Given instruction >> Of all the lines in these entries, how many contain the string "status"? Give only that count.
───── Source material ─────
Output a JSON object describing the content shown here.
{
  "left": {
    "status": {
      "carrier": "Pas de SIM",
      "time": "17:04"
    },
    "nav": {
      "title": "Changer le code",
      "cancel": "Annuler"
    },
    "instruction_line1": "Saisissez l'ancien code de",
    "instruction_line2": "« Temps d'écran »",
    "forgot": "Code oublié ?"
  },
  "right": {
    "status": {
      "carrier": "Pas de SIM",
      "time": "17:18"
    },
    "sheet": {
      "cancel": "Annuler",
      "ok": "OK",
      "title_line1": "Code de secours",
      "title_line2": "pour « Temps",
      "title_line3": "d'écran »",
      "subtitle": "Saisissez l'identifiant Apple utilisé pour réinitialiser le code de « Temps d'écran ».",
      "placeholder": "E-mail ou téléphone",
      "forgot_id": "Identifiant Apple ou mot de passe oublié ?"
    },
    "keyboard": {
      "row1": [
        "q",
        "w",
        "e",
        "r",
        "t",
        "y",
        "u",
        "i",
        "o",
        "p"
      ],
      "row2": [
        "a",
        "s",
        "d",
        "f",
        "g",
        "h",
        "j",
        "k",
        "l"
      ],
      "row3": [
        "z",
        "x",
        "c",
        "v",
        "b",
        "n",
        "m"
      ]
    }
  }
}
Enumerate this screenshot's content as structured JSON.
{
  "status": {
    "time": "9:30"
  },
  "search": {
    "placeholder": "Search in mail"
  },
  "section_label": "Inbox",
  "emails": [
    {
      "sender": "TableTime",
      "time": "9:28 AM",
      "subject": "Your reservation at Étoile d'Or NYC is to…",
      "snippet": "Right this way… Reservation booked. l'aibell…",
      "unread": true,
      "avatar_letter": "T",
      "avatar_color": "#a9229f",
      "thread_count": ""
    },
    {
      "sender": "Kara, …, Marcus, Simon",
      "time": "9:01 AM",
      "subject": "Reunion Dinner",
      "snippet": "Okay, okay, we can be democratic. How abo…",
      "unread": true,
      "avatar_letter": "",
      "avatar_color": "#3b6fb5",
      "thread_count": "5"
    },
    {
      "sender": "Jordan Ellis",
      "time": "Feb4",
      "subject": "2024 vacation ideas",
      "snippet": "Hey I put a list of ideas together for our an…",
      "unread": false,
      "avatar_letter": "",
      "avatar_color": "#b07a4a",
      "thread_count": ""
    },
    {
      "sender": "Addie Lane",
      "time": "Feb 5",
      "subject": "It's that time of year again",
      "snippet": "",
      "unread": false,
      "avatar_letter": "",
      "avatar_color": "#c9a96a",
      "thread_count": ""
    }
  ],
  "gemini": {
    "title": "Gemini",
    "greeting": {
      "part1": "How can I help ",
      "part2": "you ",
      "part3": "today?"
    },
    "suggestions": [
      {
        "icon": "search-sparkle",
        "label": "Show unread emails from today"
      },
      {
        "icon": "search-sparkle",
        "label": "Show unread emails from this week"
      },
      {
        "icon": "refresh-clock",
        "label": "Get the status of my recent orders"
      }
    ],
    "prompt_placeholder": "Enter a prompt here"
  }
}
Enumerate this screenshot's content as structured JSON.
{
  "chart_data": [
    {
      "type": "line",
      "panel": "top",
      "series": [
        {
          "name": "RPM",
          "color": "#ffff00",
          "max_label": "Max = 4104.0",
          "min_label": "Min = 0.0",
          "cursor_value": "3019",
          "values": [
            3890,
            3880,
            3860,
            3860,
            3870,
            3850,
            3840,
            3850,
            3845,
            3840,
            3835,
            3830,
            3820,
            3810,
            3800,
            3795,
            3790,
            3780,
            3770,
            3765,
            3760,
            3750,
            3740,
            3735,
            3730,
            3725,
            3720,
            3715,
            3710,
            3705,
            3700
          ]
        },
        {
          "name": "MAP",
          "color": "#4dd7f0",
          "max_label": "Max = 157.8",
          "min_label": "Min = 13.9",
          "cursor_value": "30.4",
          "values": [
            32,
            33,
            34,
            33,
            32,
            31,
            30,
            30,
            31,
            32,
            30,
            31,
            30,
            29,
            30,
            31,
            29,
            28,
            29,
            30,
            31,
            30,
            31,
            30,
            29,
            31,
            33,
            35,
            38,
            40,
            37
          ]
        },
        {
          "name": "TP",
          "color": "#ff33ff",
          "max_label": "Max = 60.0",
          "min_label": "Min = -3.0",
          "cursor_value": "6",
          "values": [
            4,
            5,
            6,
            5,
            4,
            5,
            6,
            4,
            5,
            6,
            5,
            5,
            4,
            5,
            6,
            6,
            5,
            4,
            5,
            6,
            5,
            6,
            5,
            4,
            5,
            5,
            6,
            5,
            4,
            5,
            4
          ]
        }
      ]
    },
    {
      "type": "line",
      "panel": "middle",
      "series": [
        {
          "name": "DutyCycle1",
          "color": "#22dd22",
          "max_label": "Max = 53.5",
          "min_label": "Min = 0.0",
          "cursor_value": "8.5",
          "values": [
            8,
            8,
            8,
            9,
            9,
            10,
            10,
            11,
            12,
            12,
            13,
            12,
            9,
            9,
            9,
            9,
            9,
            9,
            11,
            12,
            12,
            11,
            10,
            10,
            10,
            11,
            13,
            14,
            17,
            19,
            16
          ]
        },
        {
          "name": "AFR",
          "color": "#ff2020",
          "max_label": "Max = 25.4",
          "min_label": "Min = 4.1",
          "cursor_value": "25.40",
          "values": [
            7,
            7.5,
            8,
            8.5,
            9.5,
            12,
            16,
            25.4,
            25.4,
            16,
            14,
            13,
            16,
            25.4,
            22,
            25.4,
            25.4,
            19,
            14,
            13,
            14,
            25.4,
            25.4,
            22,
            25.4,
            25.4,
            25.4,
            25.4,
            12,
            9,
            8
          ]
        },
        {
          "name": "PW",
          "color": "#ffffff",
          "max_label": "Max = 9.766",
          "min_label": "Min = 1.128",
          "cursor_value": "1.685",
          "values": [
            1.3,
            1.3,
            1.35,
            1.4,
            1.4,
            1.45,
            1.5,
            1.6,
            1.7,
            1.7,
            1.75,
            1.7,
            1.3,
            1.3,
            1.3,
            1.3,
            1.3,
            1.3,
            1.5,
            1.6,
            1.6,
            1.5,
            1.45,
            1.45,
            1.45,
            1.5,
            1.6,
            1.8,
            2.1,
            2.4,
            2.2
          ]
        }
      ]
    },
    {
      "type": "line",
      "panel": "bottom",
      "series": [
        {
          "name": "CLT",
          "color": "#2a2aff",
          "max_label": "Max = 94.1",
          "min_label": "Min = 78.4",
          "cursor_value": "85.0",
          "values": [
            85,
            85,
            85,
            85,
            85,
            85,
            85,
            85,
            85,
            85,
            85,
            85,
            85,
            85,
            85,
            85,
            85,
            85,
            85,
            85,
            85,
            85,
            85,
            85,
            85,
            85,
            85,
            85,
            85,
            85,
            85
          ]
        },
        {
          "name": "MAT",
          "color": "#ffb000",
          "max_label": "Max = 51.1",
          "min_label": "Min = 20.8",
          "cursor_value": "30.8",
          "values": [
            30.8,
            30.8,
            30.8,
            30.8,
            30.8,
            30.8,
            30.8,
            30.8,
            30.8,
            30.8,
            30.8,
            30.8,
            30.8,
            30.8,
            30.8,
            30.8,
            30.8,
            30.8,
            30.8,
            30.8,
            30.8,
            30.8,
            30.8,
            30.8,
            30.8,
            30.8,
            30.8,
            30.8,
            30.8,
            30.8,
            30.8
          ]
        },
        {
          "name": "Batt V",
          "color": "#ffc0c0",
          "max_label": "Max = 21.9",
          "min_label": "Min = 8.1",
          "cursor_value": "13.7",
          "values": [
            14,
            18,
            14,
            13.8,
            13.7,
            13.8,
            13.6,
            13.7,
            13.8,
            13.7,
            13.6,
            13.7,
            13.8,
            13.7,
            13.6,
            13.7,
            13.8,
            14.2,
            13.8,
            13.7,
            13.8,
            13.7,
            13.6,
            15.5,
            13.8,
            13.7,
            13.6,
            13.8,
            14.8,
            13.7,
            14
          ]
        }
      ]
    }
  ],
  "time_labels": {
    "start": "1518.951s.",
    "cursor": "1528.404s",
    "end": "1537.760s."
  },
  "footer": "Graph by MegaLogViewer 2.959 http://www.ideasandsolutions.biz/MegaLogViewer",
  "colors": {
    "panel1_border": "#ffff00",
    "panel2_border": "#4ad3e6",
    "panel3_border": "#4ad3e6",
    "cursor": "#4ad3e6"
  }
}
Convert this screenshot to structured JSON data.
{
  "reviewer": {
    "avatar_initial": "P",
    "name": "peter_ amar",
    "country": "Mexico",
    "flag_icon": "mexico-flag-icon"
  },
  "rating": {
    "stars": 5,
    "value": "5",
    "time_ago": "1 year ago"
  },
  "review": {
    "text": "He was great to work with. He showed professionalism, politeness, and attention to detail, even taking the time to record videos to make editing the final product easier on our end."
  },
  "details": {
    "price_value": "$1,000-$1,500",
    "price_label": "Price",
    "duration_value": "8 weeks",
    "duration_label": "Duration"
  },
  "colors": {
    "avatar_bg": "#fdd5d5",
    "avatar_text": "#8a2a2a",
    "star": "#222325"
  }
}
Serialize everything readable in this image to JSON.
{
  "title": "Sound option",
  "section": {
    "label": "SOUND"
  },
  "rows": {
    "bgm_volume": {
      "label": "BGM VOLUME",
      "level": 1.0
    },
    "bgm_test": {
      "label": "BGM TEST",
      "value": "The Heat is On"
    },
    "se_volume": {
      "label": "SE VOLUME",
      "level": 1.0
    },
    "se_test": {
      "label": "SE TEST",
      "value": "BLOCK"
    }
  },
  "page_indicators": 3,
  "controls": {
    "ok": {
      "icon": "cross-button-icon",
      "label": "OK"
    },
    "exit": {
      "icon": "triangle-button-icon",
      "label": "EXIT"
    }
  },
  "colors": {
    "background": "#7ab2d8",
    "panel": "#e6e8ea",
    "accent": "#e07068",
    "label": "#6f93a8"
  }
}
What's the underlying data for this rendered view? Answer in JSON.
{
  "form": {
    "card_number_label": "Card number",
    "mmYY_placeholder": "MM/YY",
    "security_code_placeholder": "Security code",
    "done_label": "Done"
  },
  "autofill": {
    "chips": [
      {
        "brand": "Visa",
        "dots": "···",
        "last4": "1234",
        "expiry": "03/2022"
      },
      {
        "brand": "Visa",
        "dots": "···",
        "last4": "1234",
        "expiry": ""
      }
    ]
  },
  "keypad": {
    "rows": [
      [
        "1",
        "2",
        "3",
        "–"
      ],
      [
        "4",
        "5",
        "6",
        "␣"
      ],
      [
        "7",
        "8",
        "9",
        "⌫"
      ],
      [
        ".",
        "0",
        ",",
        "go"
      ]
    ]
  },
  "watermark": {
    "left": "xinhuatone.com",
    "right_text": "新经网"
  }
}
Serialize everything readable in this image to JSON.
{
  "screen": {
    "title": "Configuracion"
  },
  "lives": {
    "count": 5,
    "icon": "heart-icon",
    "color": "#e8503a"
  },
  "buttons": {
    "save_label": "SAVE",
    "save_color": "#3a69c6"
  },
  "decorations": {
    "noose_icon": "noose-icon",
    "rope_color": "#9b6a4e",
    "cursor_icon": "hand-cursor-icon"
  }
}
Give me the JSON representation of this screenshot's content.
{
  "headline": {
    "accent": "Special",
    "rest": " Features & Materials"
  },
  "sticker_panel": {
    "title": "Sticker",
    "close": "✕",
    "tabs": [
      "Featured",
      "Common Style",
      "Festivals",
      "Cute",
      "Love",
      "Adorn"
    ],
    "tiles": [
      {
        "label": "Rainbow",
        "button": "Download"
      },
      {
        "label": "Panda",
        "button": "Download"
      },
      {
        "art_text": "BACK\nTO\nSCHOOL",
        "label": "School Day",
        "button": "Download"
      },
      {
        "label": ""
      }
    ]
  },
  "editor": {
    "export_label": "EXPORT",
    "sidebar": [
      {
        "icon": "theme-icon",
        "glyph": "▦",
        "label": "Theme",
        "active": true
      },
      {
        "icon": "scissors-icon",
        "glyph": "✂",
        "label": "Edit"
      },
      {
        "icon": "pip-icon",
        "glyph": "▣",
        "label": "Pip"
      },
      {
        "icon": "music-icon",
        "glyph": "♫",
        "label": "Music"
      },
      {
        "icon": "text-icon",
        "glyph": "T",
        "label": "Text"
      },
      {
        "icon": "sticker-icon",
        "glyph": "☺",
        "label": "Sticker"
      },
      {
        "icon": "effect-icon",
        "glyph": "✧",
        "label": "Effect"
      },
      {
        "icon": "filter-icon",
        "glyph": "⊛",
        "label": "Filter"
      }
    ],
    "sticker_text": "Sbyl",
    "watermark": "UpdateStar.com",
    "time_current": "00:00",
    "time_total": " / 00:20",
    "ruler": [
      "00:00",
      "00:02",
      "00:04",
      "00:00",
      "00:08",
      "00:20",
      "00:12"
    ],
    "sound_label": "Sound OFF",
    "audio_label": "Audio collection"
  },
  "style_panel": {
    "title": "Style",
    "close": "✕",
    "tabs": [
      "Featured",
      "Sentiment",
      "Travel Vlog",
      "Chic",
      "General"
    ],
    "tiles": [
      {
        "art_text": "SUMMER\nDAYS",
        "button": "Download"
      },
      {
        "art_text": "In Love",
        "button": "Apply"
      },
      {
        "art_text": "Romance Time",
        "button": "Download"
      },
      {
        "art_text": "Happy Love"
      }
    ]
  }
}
─────
Exercise response >> 4